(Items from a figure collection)
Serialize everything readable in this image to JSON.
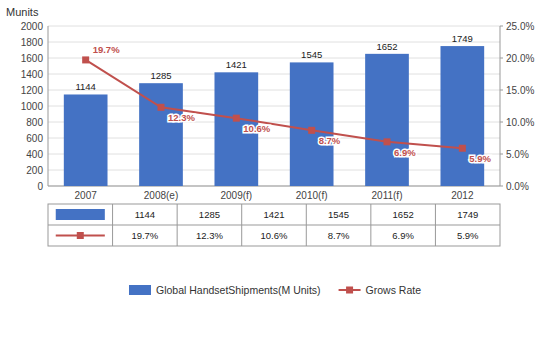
{
  "chart_data": {
    "type": "bar",
    "categories": [
      "2007",
      "2008(e)",
      "2009(f)",
      "2010(f)",
      "2011(f)",
      "2012"
    ],
    "ylabel": "Munits",
    "series": [
      {
        "name": "Global HandsetShipments(M Units)",
        "type": "bar",
        "color": "#4472C4",
        "values": [
          1144,
          1285,
          1421,
          1545,
          1652,
          1749
        ]
      },
      {
        "name": "Grows Rate",
        "type": "line",
        "axis": "y2",
        "color": "#C0504D",
        "marker": "square",
        "values": [
          19.7,
          12.3,
          10.6,
          8.7,
          6.9,
          5.9
        ],
        "value_labels": [
          "19.7%",
          "12.3%",
          "10.6%",
          "8.7%",
          "6.9%",
          "5.9%"
        ]
      }
    ],
    "ylim": [
      0,
      2000
    ],
    "yticks": [
      0,
      200,
      400,
      600,
      800,
      1000,
      1200,
      1400,
      1600,
      1800,
      2000
    ],
    "y2lim": [
      0.0,
      25.0
    ],
    "y2ticks": [
      {
        "value": 0.0,
        "label": "0.0%"
      },
      {
        "value": 5.0,
        "label": "5.0%"
      },
      {
        "value": 10.0,
        "label": "10.0%"
      },
      {
        "value": 15.0,
        "label": "15.0%"
      },
      {
        "value": 20.0,
        "label": "20.0%"
      },
      {
        "value": 25.0,
        "label": "25.0%"
      }
    ],
    "grid": true,
    "data_labels": true,
    "legend": "bottom"
  }
}
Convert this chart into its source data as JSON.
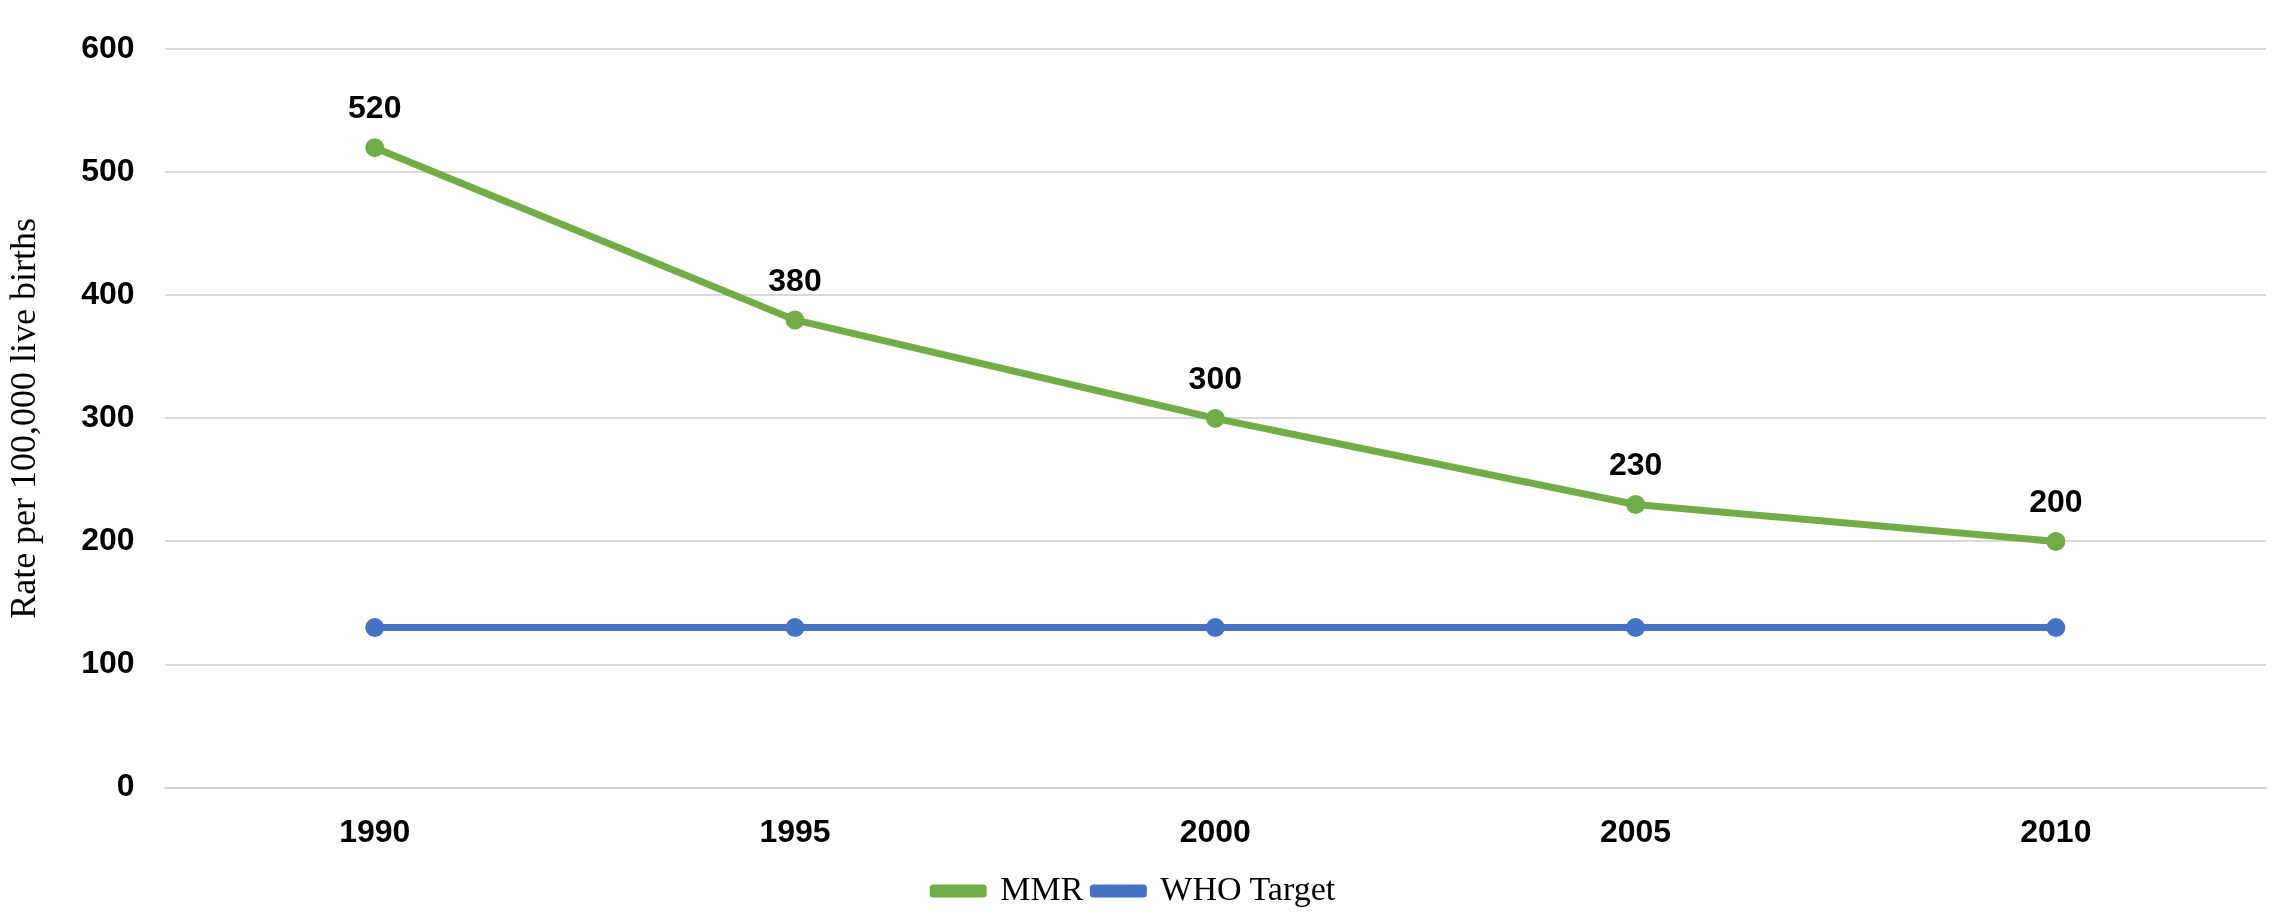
{
  "chart_data": {
    "type": "line",
    "ylabel": "Rate per 100,000 live births",
    "categories": [
      "1990",
      "1995",
      "2000",
      "2005",
      "2010"
    ],
    "series": [
      {
        "name": "MMR",
        "color": "#70ad47",
        "values": [
          520,
          380,
          300,
          230,
          200
        ],
        "value_labels": [
          "520",
          "380",
          "300",
          "230",
          "200"
        ]
      },
      {
        "name": "WHO Target",
        "color": "#4472c4",
        "values": [
          130,
          130,
          130,
          130,
          130
        ]
      }
    ],
    "ylim": [
      0,
      600
    ],
    "yticks": [
      0,
      100,
      200,
      300,
      400,
      500,
      600
    ],
    "grid": "y",
    "legend": "bottom",
    "marker": "circle",
    "line_style": "solid"
  }
}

Instructions to follow ▸ Identify the lines above with the word "ylabel". Copy them.

Response below ▸
    "ylabel": "Munits",
    "ylabel": "Rate per 100,000 live births",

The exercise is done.